What you have to do: State how many lines of the records contain the string "Australia". Give the number alone.
## BEGIN
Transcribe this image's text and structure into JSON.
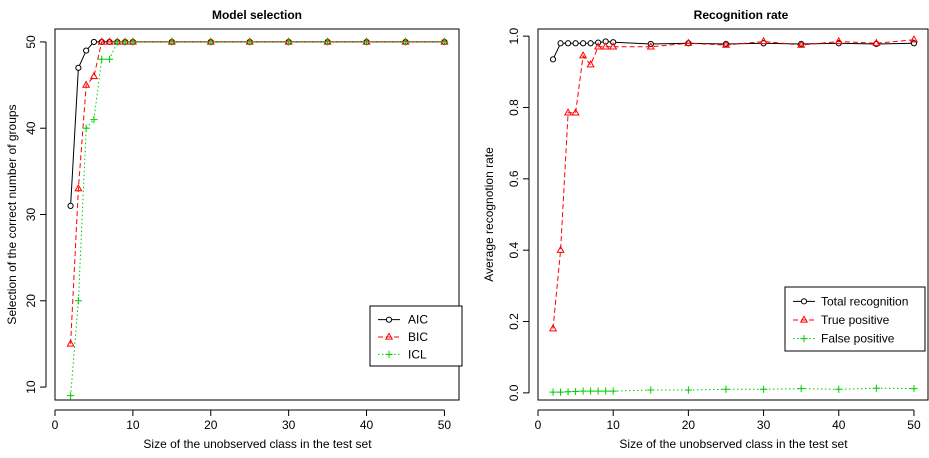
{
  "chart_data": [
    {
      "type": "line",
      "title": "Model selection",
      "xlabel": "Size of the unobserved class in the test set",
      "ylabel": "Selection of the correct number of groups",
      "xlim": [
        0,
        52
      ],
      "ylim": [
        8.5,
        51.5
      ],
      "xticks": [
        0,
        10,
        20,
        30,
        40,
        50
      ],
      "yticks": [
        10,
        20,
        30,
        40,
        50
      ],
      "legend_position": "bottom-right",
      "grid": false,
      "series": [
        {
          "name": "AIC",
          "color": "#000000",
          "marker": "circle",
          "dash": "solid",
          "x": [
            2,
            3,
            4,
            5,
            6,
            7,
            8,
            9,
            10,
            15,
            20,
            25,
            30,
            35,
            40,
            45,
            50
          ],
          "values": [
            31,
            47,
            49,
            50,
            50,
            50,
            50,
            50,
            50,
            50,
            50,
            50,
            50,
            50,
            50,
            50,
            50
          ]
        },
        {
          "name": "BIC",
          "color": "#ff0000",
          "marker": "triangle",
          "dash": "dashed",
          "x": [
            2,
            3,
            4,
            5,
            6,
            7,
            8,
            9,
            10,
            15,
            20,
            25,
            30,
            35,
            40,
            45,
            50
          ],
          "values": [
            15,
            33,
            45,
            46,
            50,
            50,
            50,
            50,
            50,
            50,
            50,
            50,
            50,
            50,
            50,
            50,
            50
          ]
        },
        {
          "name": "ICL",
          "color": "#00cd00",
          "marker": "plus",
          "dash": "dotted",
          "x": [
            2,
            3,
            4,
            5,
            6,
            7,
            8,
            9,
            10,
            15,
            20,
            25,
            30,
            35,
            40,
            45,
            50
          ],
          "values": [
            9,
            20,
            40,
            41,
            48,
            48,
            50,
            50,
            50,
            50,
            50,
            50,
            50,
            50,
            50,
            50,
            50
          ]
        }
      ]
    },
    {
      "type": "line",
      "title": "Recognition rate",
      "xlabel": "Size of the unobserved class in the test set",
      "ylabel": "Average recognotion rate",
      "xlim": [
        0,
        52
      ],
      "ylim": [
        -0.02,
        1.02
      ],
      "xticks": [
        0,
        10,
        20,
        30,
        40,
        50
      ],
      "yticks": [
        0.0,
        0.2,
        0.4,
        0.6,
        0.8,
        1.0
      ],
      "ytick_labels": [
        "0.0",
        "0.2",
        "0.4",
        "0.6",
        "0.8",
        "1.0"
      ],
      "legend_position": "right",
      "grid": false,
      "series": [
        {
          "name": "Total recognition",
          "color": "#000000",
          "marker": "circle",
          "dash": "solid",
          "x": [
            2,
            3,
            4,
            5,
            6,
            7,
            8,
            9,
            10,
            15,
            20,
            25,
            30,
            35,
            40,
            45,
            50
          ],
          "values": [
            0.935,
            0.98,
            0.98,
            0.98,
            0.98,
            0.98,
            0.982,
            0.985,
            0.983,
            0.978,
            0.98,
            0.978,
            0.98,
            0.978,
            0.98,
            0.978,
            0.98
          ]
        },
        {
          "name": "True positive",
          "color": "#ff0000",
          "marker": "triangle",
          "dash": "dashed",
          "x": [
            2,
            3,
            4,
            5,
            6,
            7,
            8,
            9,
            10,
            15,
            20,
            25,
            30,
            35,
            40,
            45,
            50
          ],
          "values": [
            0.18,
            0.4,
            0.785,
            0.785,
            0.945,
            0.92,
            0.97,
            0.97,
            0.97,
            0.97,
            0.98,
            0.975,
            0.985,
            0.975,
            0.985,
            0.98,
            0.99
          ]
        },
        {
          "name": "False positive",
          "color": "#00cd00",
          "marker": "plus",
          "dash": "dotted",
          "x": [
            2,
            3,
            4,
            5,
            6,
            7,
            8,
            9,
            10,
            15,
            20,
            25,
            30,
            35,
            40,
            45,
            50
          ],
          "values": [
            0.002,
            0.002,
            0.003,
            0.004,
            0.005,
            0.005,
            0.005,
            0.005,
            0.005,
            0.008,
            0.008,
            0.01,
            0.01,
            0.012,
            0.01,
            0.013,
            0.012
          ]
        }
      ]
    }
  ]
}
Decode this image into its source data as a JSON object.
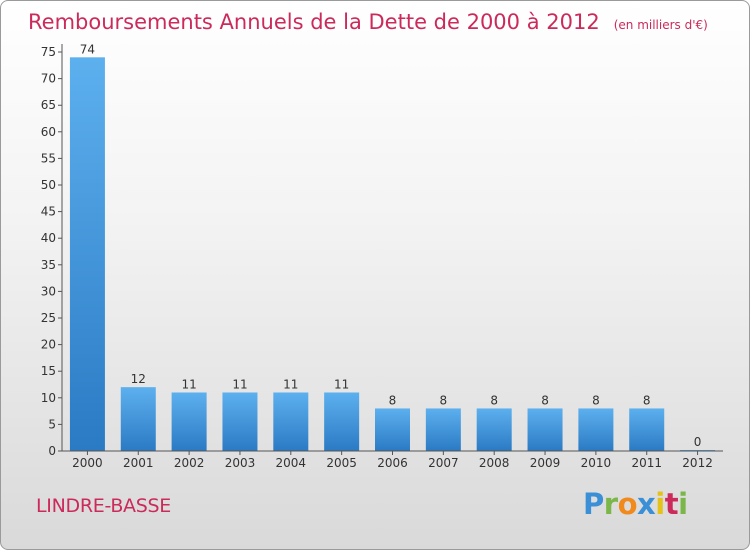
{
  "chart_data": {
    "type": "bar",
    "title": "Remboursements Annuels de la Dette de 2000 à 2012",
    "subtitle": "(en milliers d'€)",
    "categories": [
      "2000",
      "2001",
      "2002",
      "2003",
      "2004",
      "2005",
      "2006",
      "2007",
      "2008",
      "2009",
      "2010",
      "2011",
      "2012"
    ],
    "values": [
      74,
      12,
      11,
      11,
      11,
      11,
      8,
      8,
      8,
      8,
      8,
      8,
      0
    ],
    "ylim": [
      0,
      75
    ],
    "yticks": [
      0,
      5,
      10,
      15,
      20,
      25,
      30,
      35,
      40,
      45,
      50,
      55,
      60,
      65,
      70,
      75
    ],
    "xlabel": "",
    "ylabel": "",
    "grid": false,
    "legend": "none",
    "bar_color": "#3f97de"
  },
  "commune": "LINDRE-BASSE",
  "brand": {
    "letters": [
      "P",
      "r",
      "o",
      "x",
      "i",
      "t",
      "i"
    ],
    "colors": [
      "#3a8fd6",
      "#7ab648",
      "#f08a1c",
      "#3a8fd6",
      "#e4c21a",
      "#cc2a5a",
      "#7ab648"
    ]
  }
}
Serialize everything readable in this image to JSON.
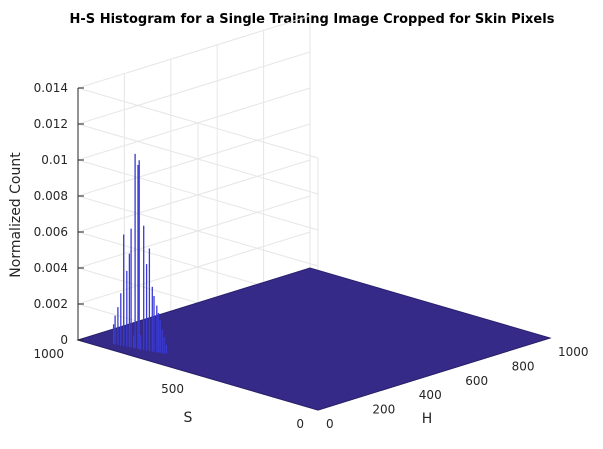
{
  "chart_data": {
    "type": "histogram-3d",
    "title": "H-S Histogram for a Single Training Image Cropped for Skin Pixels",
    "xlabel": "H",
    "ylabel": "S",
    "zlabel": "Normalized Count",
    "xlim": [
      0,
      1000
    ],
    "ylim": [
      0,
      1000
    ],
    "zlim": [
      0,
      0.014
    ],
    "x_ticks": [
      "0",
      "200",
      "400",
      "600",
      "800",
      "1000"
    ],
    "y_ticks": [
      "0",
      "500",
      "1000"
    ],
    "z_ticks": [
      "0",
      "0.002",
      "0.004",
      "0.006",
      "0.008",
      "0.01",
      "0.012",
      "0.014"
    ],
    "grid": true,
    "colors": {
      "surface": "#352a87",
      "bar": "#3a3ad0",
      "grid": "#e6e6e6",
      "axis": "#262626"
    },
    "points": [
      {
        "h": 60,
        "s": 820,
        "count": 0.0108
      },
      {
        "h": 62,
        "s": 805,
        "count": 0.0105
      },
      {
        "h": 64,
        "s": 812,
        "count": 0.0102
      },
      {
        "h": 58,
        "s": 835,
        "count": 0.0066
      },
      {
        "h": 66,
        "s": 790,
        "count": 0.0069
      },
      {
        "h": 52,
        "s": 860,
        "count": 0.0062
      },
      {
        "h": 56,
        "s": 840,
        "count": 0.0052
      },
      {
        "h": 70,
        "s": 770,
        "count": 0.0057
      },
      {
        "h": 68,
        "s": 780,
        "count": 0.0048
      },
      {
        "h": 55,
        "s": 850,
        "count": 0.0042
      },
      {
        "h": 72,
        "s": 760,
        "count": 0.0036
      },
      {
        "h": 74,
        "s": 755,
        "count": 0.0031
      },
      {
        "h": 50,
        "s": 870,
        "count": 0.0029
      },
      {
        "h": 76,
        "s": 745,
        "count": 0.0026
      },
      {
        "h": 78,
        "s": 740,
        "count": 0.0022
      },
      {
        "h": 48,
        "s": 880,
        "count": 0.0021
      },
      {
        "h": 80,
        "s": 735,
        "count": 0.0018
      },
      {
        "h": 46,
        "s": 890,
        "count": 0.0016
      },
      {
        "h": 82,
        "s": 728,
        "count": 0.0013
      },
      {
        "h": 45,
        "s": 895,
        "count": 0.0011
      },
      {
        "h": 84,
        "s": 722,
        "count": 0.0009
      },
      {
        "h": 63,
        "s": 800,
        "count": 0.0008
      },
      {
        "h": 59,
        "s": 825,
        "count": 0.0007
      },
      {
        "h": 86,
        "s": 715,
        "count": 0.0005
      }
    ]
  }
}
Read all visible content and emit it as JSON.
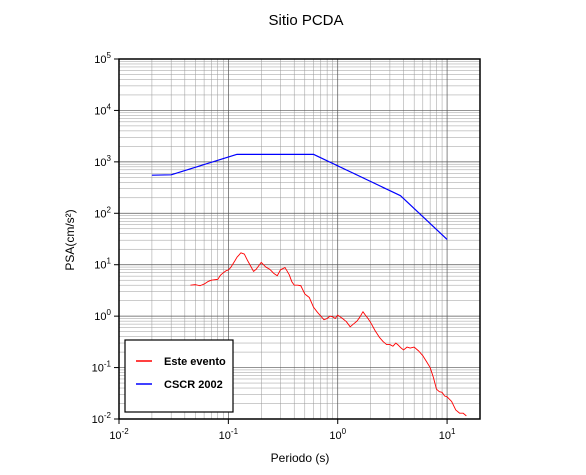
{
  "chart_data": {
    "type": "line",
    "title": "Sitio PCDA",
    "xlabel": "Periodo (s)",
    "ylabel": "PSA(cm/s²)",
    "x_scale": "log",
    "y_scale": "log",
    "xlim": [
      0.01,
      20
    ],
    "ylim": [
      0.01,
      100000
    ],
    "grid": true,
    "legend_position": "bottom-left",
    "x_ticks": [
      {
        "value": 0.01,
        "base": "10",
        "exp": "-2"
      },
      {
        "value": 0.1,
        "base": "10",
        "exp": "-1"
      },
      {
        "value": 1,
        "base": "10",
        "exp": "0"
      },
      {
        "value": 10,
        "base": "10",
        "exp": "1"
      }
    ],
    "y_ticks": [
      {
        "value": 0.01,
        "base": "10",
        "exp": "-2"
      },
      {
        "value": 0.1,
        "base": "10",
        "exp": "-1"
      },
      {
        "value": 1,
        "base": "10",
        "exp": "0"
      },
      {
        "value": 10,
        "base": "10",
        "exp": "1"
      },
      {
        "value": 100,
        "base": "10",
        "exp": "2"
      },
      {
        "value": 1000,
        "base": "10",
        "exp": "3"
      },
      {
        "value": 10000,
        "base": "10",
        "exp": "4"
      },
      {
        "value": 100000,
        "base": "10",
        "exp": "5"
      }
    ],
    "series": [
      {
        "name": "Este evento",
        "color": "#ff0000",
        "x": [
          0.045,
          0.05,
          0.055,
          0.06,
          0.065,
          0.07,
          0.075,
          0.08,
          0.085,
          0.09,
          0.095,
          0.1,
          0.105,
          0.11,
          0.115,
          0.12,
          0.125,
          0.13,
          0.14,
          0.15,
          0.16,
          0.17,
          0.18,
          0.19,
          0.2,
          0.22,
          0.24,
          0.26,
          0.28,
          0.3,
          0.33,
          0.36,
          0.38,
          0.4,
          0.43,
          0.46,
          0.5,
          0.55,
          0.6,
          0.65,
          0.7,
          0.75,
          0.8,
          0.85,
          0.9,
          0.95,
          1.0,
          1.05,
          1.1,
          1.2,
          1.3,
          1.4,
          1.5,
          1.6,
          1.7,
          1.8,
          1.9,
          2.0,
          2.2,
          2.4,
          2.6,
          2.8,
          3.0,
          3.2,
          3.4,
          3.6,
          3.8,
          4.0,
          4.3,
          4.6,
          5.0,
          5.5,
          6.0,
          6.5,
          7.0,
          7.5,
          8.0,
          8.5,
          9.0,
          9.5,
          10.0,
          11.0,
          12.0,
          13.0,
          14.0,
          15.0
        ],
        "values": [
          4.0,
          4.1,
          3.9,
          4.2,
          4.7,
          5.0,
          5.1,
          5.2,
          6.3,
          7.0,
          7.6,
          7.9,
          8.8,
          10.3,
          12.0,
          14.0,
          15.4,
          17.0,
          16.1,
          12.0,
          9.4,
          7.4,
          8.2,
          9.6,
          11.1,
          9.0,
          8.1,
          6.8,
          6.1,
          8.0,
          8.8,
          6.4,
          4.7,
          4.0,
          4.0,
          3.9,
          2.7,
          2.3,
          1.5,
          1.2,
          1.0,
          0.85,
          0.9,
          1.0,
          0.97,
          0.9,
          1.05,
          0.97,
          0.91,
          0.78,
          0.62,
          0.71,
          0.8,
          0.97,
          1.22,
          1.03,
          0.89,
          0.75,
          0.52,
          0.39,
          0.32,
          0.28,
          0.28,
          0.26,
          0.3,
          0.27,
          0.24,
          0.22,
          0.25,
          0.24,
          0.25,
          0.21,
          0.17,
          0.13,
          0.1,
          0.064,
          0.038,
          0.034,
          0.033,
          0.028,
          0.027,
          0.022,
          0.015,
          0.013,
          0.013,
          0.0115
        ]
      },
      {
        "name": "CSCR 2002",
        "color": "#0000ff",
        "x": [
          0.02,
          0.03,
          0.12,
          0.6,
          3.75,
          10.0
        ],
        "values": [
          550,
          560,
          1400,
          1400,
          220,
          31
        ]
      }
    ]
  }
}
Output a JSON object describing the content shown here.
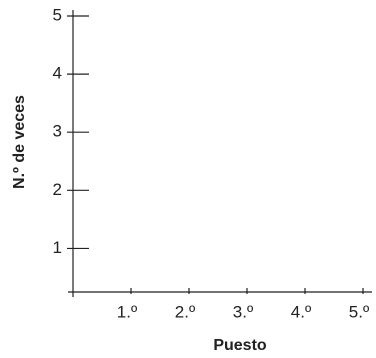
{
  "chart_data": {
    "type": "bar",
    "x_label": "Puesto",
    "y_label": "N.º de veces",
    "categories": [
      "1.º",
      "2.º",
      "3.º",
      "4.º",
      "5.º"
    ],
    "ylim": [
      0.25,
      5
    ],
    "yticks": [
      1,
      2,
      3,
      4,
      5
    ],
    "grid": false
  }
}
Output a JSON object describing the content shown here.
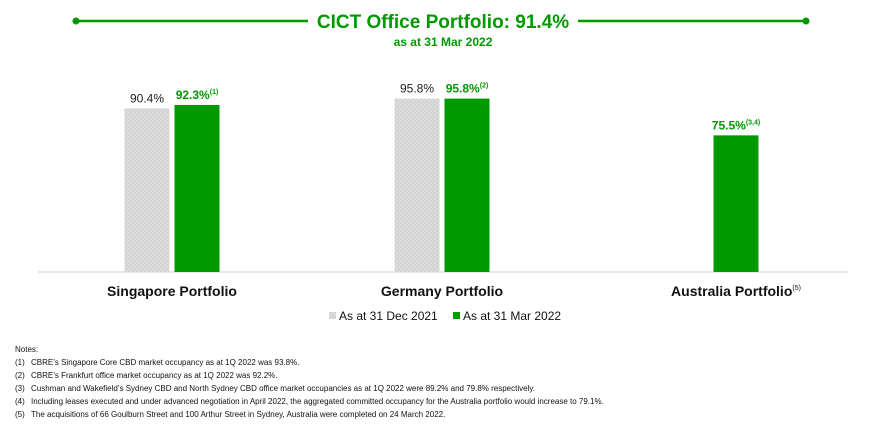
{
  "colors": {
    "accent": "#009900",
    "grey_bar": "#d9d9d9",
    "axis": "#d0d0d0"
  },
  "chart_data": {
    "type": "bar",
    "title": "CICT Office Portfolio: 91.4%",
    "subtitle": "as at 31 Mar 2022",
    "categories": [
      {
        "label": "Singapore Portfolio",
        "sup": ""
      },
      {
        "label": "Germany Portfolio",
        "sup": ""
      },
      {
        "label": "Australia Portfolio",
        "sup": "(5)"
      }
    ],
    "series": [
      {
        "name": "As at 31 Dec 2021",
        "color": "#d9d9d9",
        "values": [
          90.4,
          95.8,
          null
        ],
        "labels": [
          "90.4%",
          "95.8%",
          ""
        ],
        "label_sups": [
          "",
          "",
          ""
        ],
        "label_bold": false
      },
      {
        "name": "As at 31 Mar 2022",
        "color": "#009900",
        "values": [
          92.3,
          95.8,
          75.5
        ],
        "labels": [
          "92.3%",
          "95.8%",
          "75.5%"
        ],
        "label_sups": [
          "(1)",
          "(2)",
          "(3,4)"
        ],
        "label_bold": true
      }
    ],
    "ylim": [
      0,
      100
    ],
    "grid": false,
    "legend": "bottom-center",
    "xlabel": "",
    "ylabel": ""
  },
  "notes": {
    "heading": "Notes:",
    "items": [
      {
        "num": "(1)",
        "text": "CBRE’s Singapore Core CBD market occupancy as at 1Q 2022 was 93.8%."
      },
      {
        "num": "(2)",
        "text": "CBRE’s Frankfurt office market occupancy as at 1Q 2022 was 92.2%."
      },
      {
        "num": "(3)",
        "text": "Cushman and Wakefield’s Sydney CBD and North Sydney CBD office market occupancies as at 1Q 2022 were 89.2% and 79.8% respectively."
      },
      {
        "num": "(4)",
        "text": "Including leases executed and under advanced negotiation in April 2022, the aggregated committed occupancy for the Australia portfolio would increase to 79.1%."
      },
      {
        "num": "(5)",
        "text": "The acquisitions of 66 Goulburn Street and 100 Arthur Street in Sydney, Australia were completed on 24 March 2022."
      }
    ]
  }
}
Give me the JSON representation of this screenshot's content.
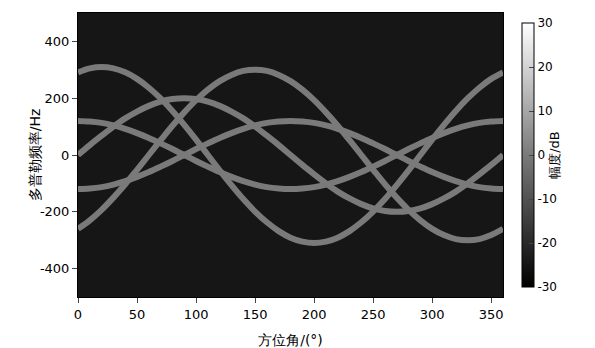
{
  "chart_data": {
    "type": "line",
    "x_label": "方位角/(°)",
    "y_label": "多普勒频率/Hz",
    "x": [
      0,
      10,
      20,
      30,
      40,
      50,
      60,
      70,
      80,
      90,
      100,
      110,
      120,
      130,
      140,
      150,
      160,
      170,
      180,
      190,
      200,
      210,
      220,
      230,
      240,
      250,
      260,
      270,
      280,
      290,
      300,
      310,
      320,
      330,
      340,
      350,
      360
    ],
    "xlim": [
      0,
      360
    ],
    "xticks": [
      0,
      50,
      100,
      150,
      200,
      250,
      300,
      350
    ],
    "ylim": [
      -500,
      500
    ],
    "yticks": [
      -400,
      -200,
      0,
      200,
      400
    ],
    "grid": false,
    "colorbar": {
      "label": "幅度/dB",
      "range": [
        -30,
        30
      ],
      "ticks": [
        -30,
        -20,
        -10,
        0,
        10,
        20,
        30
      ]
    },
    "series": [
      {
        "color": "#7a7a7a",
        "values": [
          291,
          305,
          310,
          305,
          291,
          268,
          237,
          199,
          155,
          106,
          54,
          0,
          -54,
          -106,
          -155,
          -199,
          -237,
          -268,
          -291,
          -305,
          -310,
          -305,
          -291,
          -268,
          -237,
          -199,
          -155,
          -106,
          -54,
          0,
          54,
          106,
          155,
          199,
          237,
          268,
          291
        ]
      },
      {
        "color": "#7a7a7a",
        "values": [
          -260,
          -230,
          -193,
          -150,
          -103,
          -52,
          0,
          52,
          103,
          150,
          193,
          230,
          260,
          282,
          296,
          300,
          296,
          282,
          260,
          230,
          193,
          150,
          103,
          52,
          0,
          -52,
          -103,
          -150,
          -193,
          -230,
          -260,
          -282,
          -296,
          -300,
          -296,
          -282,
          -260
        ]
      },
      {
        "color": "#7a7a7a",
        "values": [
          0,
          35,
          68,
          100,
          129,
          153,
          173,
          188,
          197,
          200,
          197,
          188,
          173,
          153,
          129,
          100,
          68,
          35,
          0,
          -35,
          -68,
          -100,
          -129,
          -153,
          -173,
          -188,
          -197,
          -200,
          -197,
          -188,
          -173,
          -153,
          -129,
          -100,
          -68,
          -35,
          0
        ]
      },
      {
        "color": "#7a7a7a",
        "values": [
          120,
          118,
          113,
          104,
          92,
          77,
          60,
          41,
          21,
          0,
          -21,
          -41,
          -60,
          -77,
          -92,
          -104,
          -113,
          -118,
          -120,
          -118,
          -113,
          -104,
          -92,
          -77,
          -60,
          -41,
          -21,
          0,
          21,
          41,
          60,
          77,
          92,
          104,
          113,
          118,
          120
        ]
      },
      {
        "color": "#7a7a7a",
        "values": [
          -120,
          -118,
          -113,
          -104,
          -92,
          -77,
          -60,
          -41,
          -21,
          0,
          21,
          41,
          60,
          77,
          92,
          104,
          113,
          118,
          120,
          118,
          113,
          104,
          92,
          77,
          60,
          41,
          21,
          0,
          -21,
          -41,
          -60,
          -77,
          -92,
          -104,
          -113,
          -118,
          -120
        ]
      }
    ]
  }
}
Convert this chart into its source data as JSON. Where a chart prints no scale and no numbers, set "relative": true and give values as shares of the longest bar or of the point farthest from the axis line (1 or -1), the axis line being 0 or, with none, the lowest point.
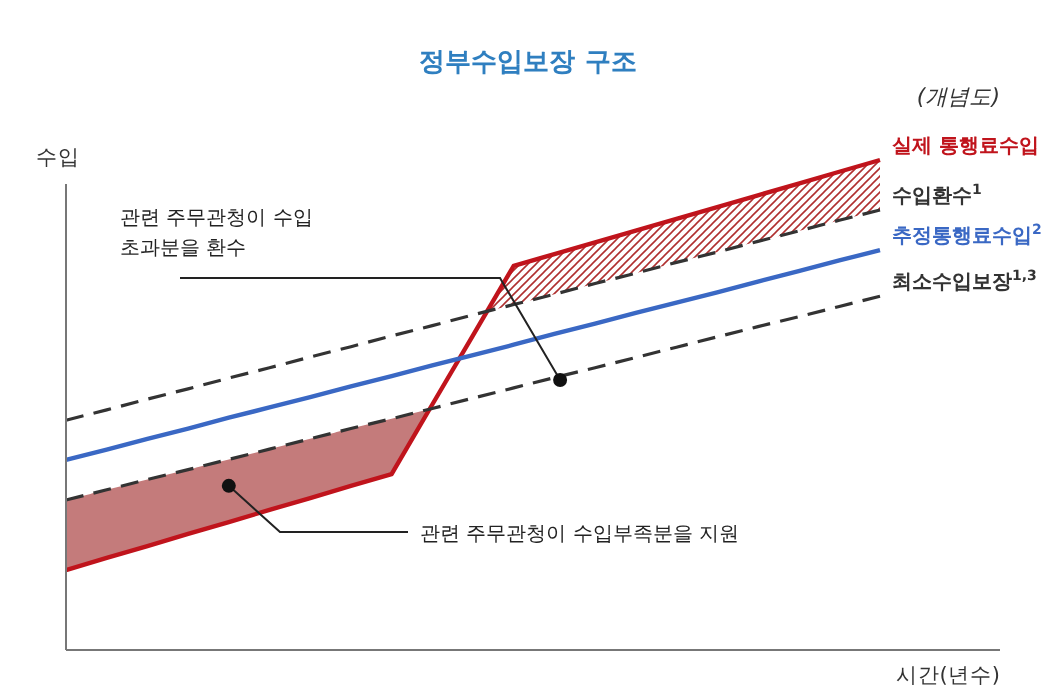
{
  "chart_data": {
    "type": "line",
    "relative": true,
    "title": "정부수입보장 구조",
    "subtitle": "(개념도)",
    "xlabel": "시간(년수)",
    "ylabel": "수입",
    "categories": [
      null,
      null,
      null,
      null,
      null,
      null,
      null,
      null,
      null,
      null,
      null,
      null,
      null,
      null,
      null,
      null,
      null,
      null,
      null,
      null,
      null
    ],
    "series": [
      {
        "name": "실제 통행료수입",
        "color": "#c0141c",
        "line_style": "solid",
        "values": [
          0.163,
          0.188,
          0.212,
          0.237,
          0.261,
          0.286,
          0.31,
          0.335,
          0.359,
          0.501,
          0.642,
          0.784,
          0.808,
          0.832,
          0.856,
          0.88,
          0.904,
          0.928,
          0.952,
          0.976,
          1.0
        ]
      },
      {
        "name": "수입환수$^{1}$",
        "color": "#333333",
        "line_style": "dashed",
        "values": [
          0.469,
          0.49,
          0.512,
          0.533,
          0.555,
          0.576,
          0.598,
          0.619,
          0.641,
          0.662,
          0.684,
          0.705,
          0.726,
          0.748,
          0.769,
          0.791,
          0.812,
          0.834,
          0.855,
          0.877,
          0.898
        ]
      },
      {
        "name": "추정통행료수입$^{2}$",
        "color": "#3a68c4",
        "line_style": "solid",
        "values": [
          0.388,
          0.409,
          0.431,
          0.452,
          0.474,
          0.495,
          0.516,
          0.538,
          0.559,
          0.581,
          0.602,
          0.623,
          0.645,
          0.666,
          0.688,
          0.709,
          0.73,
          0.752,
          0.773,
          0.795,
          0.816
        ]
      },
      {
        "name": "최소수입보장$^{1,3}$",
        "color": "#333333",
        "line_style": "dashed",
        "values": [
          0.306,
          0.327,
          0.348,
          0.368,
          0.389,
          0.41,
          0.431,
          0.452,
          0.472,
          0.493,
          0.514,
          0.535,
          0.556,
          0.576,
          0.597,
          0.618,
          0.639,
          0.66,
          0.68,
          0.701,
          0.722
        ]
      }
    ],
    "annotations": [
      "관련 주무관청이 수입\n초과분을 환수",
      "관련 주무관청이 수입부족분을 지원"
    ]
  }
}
## END
Response to the exercise: 3